_Objective_
Find every line with the string "MOURANT" in it, count them, and reply with that count only.

-------- Data rows --------

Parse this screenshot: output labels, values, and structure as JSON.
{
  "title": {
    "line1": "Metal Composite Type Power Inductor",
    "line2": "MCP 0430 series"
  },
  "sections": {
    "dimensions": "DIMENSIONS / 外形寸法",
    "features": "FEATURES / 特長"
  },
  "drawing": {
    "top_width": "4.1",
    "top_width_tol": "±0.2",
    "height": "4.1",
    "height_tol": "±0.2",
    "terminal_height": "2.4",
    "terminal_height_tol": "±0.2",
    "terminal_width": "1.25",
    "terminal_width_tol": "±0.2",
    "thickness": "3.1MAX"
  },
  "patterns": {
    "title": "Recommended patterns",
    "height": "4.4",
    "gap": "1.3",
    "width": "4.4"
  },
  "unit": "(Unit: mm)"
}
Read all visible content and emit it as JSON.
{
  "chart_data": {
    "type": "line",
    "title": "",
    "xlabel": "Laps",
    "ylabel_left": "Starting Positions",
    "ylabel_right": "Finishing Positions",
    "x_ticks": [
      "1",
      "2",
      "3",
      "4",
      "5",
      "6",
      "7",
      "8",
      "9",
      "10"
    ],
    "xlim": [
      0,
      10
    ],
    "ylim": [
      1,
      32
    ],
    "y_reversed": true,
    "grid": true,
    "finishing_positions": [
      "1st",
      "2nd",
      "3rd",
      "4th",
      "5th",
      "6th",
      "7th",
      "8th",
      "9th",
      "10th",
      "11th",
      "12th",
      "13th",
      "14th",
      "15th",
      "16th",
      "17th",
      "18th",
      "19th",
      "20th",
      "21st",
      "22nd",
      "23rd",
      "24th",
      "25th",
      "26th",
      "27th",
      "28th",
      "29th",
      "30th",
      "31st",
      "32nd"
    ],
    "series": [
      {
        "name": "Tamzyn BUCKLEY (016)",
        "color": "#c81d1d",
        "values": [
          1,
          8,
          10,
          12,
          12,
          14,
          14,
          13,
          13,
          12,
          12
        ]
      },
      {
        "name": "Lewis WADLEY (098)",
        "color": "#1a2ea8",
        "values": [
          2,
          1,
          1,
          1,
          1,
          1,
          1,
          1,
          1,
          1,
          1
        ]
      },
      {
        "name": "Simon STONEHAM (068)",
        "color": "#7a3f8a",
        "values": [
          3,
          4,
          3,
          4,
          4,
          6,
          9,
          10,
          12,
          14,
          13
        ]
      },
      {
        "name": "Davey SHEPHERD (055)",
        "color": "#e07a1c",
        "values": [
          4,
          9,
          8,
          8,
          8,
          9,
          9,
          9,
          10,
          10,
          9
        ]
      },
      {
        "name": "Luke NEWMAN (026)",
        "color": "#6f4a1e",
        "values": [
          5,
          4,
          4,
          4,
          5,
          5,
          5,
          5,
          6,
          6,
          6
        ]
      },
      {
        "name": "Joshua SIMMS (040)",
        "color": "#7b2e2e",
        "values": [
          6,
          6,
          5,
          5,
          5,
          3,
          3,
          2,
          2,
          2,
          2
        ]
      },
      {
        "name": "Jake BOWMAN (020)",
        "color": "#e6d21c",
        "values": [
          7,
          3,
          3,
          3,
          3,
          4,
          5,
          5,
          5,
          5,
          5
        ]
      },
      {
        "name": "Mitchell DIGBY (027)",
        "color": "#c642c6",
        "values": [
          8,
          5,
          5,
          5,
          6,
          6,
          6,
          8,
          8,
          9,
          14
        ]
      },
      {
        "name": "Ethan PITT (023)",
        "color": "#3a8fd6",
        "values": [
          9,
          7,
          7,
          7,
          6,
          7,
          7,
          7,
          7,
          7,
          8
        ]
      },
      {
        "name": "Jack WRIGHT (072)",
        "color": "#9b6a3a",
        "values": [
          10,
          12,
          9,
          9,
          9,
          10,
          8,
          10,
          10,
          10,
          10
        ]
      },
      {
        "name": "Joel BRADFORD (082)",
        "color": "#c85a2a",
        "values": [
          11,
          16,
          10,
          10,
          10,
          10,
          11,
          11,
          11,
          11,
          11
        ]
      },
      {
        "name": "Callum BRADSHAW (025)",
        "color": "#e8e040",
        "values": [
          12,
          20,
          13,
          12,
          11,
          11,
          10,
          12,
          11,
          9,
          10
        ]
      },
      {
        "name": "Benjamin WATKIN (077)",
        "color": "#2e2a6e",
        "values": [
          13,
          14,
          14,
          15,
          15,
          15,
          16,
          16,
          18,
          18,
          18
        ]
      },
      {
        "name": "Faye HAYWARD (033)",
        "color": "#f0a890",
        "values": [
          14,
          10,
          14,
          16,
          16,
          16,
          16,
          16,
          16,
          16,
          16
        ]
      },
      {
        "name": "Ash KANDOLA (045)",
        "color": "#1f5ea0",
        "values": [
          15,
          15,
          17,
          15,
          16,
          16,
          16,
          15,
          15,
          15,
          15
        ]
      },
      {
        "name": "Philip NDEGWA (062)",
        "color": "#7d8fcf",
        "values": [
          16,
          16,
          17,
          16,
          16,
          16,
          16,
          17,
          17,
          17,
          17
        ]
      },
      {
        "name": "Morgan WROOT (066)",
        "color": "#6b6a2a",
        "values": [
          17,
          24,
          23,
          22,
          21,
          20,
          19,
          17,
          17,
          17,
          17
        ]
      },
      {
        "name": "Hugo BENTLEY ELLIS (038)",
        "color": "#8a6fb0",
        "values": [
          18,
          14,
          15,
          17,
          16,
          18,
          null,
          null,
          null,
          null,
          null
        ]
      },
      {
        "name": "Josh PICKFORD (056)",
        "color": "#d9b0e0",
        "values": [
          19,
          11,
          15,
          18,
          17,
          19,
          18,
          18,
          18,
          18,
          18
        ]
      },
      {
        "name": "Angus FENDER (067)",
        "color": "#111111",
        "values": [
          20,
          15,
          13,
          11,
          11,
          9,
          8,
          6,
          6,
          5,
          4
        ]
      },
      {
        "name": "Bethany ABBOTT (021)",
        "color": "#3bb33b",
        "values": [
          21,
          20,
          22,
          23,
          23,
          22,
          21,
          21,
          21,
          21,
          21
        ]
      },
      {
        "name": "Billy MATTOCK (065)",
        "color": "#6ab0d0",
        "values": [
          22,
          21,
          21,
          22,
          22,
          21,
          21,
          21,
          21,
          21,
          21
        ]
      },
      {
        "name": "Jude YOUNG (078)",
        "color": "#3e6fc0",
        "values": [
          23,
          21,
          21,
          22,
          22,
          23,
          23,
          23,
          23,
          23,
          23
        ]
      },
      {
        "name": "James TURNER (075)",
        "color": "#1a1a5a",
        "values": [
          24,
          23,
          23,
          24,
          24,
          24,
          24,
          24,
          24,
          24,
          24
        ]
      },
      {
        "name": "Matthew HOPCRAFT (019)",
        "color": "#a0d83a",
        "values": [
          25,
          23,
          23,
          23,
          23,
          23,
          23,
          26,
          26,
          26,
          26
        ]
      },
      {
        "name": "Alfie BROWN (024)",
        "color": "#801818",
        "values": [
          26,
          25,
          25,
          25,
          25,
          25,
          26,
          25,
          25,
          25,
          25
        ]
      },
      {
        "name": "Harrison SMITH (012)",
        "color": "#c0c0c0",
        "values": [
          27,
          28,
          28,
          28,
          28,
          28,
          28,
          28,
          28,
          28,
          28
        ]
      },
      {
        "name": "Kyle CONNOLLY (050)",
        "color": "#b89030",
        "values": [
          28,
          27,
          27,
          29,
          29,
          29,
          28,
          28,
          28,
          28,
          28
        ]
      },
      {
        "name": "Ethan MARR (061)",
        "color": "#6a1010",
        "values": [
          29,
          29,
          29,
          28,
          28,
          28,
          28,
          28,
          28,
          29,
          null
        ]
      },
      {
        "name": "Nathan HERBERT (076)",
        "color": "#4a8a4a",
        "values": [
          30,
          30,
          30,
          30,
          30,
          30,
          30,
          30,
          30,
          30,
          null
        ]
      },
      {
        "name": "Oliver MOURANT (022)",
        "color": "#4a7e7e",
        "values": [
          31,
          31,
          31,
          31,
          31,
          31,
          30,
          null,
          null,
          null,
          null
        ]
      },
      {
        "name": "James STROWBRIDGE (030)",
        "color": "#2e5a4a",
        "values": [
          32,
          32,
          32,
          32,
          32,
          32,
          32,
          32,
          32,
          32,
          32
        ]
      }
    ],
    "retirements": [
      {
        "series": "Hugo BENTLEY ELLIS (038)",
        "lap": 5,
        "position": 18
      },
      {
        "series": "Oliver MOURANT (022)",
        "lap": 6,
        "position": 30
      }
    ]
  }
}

--------

_Answer to this task_
2